◆ **Aim**:
Take all the material and copy it exactly.

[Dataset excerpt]
---
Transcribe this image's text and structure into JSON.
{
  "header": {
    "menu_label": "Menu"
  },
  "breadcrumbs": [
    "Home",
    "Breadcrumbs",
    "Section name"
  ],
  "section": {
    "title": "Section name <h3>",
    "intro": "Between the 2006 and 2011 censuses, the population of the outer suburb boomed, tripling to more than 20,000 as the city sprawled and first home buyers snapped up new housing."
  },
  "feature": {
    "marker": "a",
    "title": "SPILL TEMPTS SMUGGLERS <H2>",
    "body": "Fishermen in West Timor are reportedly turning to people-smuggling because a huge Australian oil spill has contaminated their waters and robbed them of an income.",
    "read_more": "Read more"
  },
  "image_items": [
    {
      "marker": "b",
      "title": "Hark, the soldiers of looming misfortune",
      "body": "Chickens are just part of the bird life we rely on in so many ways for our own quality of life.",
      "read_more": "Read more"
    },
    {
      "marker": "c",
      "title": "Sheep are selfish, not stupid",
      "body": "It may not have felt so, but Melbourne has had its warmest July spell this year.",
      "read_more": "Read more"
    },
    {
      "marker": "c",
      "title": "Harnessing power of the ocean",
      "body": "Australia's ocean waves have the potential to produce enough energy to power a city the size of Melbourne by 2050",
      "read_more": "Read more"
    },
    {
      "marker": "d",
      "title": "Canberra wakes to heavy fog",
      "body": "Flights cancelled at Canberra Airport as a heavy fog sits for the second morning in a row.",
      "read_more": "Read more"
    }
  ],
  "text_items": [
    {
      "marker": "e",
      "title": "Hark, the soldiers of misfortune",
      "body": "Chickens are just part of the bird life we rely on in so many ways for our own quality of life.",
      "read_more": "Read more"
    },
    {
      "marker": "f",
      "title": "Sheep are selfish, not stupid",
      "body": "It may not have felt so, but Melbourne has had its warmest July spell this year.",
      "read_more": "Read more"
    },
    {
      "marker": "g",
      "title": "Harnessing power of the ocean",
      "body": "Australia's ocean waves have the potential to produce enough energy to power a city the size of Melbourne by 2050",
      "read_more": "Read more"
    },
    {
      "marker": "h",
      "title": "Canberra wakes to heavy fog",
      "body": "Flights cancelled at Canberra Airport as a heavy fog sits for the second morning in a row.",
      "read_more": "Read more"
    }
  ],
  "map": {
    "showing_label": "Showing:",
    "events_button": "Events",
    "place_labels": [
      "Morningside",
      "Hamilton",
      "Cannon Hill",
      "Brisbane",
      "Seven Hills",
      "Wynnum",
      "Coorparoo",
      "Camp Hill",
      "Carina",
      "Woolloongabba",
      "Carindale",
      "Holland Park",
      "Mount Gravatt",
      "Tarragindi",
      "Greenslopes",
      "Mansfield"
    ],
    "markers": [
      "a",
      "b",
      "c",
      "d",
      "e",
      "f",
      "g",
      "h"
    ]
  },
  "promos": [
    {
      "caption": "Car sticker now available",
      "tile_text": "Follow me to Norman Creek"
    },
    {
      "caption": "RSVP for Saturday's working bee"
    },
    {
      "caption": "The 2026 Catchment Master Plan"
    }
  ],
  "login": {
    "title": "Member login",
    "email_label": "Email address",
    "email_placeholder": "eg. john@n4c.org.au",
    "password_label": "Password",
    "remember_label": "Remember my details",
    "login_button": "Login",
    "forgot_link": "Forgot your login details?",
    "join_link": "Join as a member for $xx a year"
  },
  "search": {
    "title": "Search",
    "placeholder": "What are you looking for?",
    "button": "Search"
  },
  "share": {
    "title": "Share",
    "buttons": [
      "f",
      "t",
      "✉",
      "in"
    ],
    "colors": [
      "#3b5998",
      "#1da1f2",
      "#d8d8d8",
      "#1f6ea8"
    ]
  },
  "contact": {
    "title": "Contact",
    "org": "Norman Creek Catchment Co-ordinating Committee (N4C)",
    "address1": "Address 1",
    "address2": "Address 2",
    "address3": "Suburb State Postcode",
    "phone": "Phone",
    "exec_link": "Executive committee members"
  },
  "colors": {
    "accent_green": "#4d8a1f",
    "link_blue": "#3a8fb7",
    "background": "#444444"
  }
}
---
◆ **Result below**:
Transcribe this image's text and structure into JSON.
{
  "header": {
    "menu_label": "Menu"
  },
  "breadcrumbs": [
    "Home",
    "Breadcrumbs",
    "Section name"
  ],
  "section": {
    "title": "Section name <h3>",
    "intro": "Between the 2006 and 2011 censuses, the population of the outer suburb boomed, tripling to more than 20,000 as the city sprawled and first home buyers snapped up new housing."
  },
  "feature": {
    "marker": "a",
    "title": "SPILL TEMPTS SMUGGLERS <H2>",
    "body": "Fishermen in West Timor are reportedly turning to people-smuggling because a huge Australian oil spill has contaminated their waters and robbed them of an income.",
    "read_more": "Read more"
  },
  "image_items": [
    {
      "marker": "b",
      "title": "Hark, the soldiers of looming misfortune",
      "body": "Chickens are just part of the bird life we rely on in so many ways for our own quality of life.",
      "read_more": "Read more"
    },
    {
      "marker": "c",
      "title": "Sheep are selfish, not stupid",
      "body": "It may not have felt so, but Melbourne has had its warmest July spell this year.",
      "read_more": "Read more"
    },
    {
      "marker": "c",
      "title": "Harnessing power of the ocean",
      "body": "Australia's ocean waves have the potential to produce enough energy to power a city the size of Melbourne by 2050",
      "read_more": "Read more"
    },
    {
      "marker": "d",
      "title": "Canberra wakes to heavy fog",
      "body": "Flights cancelled at Canberra Airport as a heavy fog sits for the second morning in a row.",
      "read_more": "Read more"
    }
  ],
  "text_items": [
    {
      "marker": "e",
      "title": "Hark, the soldiers of misfortune",
      "body": "Chickens are just part of the bird life we rely on in so many ways for our own quality of life.",
      "read_more": "Read more"
    },
    {
      "marker": "f",
      "title": "Sheep are selfish, not stupid",
      "body": "It may not have felt so, but Melbourne has had its warmest July spell this year.",
      "read_more": "Read more"
    },
    {
      "marker": "g",
      "title": "Harnessing power of the ocean",
      "body": "Australia's ocean waves have the potential to produce enough energy to power a city the size of Melbourne by 2050",
      "read_more": "Read more"
    },
    {
      "marker": "h",
      "title": "Canberra wakes to heavy fog",
      "body": "Flights cancelled at Canberra Airport as a heavy fog sits for the second morning in a row.",
      "read_more": "Read more"
    }
  ],
  "map": {
    "showing_label": "Showing:",
    "events_button": "Events",
    "place_labels": [
      "Morningside",
      "Hamilton",
      "Cannon Hill",
      "Brisbane",
      "Seven Hills",
      "Wynnum",
      "Coorparoo",
      "Camp Hill",
      "Carina",
      "Woolloongabba",
      "Carindale",
      "Holland Park",
      "Mount Gravatt",
      "Tarragindi",
      "Greenslopes",
      "Mansfield"
    ],
    "markers": [
      "a",
      "b",
      "c",
      "d",
      "e",
      "f",
      "g",
      "h"
    ]
  },
  "promos": [
    {
      "caption": "Car sticker now available",
      "tile_text": "Follow me to Norman Creek"
    },
    {
      "caption": "RSVP for Saturday's working bee"
    },
    {
      "caption": "The 2026 Catchment Master Plan"
    }
  ],
  "login": {
    "title": "Member login",
    "email_label": "Email address",
    "email_placeholder": "eg. john@n4c.org.au",
    "password_label": "Password",
    "remember_label": "Remember my details",
    "login_button": "Login",
    "forgot_link": "Forgot your login details?",
    "join_link": "Join as a member for $xx a year"
  },
  "search": {
    "title": "Search",
    "placeholder": "What are you looking for?",
    "button": "Search"
  },
  "share": {
    "title": "Share",
    "buttons": [
      "f",
      "t",
      "✉",
      "in"
    ],
    "colors": [
      "#3b5998",
      "#1da1f2",
      "#d8d8d8",
      "#1f6ea8"
    ]
  },
  "contact": {
    "title": "Contact",
    "org": "Norman Creek Catchment Co-ordinating Committee (N4C)",
    "address1": "Address 1",
    "address2": "Address 2",
    "address3": "Suburb State Postcode",
    "phone": "Phone",
    "exec_link": "Executive committee members"
  },
  "colors": {
    "accent_green": "#4d8a1f",
    "link_blue": "#3a8fb7",
    "background": "#444444"
  }
}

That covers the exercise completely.